**PROMPT**
Print the entries below in their entirety, exactly as they are written.

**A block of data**
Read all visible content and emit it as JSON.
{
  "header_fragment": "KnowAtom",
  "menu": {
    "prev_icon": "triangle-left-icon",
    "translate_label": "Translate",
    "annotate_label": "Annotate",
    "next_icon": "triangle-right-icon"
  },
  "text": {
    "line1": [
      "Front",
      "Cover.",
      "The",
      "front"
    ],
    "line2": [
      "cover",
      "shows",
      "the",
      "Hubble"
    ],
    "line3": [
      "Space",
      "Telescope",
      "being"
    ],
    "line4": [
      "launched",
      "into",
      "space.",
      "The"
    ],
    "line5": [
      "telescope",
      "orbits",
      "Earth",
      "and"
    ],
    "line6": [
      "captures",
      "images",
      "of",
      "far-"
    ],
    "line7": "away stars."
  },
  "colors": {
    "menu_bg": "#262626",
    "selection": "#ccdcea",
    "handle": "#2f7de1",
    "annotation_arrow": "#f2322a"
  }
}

**FULL RESPONSE**
Read all visible content and emit it as JSON.
{
  "header_fragment": "KnowAtom",
  "menu": {
    "prev_icon": "triangle-left-icon",
    "translate_label": "Translate",
    "annotate_label": "Annotate",
    "next_icon": "triangle-right-icon"
  },
  "text": {
    "line1": [
      "Front",
      "Cover.",
      "The",
      "front"
    ],
    "line2": [
      "cover",
      "shows",
      "the",
      "Hubble"
    ],
    "line3": [
      "Space",
      "Telescope",
      "being"
    ],
    "line4": [
      "launched",
      "into",
      "space.",
      "The"
    ],
    "line5": [
      "telescope",
      "orbits",
      "Earth",
      "and"
    ],
    "line6": [
      "captures",
      "images",
      "of",
      "far-"
    ],
    "line7": "away stars."
  },
  "colors": {
    "menu_bg": "#262626",
    "selection": "#ccdcea",
    "handle": "#2f7de1",
    "annotation_arrow": "#f2322a"
  }
}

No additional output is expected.